Aim of the task -> Each entry needs to be restated exactly as written.

Extracted entries ->
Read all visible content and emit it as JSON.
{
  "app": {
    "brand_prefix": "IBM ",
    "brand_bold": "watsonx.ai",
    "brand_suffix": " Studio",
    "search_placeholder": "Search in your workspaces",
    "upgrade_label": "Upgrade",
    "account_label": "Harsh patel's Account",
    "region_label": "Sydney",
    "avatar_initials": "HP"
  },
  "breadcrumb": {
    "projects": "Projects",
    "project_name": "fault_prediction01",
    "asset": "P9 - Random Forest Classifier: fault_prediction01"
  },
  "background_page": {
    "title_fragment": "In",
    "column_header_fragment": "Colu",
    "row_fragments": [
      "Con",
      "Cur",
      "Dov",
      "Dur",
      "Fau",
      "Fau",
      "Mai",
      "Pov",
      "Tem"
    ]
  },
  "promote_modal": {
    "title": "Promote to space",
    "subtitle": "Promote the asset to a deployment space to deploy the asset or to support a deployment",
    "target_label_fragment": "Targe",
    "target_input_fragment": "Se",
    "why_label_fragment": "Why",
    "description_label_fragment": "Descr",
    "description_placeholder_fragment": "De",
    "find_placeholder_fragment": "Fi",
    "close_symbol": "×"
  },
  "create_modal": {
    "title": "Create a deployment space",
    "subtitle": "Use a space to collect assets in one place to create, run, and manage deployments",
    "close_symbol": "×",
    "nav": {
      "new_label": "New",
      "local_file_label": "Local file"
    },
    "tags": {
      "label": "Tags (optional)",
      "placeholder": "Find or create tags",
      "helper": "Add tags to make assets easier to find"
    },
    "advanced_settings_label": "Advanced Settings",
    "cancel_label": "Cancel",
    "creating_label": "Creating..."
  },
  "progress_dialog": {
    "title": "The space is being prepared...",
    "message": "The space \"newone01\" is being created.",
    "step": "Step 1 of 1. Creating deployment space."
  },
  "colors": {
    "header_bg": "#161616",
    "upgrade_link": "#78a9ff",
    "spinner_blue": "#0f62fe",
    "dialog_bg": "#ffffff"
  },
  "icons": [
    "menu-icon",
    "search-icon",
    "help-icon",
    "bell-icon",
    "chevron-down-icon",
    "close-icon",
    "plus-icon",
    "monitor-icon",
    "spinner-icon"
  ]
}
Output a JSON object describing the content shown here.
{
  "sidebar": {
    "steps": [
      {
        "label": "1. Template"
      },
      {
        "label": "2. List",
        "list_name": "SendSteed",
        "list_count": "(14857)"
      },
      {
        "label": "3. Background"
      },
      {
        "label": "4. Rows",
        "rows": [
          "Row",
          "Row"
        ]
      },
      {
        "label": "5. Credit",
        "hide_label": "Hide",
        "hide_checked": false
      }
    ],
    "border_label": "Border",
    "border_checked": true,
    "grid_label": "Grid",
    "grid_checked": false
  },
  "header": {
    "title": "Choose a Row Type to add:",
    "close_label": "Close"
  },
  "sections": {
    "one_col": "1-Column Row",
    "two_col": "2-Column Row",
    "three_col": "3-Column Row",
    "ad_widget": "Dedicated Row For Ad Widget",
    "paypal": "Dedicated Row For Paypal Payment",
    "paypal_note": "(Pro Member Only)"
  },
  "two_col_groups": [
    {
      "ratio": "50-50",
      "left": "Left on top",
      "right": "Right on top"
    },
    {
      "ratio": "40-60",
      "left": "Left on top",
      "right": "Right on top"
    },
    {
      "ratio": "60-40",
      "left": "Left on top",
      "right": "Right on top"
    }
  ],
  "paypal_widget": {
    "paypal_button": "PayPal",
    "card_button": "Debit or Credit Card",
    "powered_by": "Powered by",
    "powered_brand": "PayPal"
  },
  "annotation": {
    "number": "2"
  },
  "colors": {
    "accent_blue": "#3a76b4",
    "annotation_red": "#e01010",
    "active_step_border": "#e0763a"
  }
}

The solution ->
Read all visible content and emit it as JSON.
{
  "app": {
    "brand_prefix": "IBM ",
    "brand_bold": "watsonx.ai",
    "brand_suffix": " Studio",
    "search_placeholder": "Search in your workspaces",
    "upgrade_label": "Upgrade",
    "account_label": "Harsh patel's Account",
    "region_label": "Sydney",
    "avatar_initials": "HP"
  },
  "breadcrumb": {
    "projects": "Projects",
    "project_name": "fault_prediction01",
    "asset": "P9 - Random Forest Classifier: fault_prediction01"
  },
  "background_page": {
    "title_fragment": "In",
    "column_header_fragment": "Colu",
    "row_fragments": [
      "Con",
      "Cur",
      "Dov",
      "Dur",
      "Fau",
      "Fau",
      "Mai",
      "Pov",
      "Tem"
    ]
  },
  "promote_modal": {
    "title": "Promote to space",
    "subtitle": "Promote the asset to a deployment space to deploy the asset or to support a deployment",
    "target_label_fragment": "Targe",
    "target_input_fragment": "Se",
    "why_label_fragment": "Why",
    "description_label_fragment": "Descr",
    "description_placeholder_fragment": "De",
    "find_placeholder_fragment": "Fi",
    "close_symbol": "×"
  },
  "create_modal": {
    "title": "Create a deployment space",
    "subtitle": "Use a space to collect assets in one place to create, run, and manage deployments",
    "close_symbol": "×",
    "nav": {
      "new_label": "New",
      "local_file_label": "Local file"
    },
    "tags": {
      "label": "Tags (optional)",
      "placeholder": "Find or create tags",
      "helper": "Add tags to make assets easier to find"
    },
    "advanced_settings_label": "Advanced Settings",
    "cancel_label": "Cancel",
    "creating_label": "Creating..."
  },
  "progress_dialog": {
    "title": "The space is being prepared...",
    "message": "The space \"newone01\" is being created.",
    "step": "Step 1 of 1. Creating deployment space."
  },
  "colors": {
    "header_bg": "#161616",
    "upgrade_link": "#78a9ff",
    "spinner_blue": "#0f62fe",
    "dialog_bg": "#ffffff"
  },
  "icons": [
    "menu-icon",
    "search-icon",
    "help-icon",
    "bell-icon",
    "chevron-down-icon",
    "close-icon",
    "plus-icon",
    "monitor-icon",
    "spinner-icon"
  ]
}
Output a JSON object describing the content shown here.
{
  "sidebar": {
    "steps": [
      {
        "label": "1. Template"
      },
      {
        "label": "2. List",
        "list_name": "SendSteed",
        "list_count": "(14857)"
      },
      {
        "label": "3. Background"
      },
      {
        "label": "4. Rows",
        "rows": [
          "Row",
          "Row"
        ]
      },
      {
        "label": "5. Credit",
        "hide_label": "Hide",
        "hide_checked": false
      }
    ],
    "border_label": "Border",
    "border_checked": true,
    "grid_label": "Grid",
    "grid_checked": false
  },
  "header": {
    "title": "Choose a Row Type to add:",
    "close_label": "Close"
  },
  "sections": {
    "one_col": "1-Column Row",
    "two_col": "2-Column Row",
    "three_col": "3-Column Row",
    "ad_widget": "Dedicated Row For Ad Widget",
    "paypal": "Dedicated Row For Paypal Payment",
    "paypal_note": "(Pro Member Only)"
  },
  "two_col_groups": [
    {
      "ratio": "50-50",
      "left": "Left on top",
      "right": "Right on top"
    },
    {
      "ratio": "40-60",
      "left": "Left on top",
      "right": "Right on top"
    },
    {
      "ratio": "60-40",
      "left": "Left on top",
      "right": "Right on top"
    }
  ],
  "paypal_widget": {
    "paypal_button": "PayPal",
    "card_button": "Debit or Credit Card",
    "powered_by": "Powered by",
    "powered_brand": "PayPal"
  },
  "annotation": {
    "number": "2"
  },
  "colors": {
    "accent_blue": "#3a76b4",
    "annotation_red": "#e01010",
    "active_step_border": "#e0763a"
  }
}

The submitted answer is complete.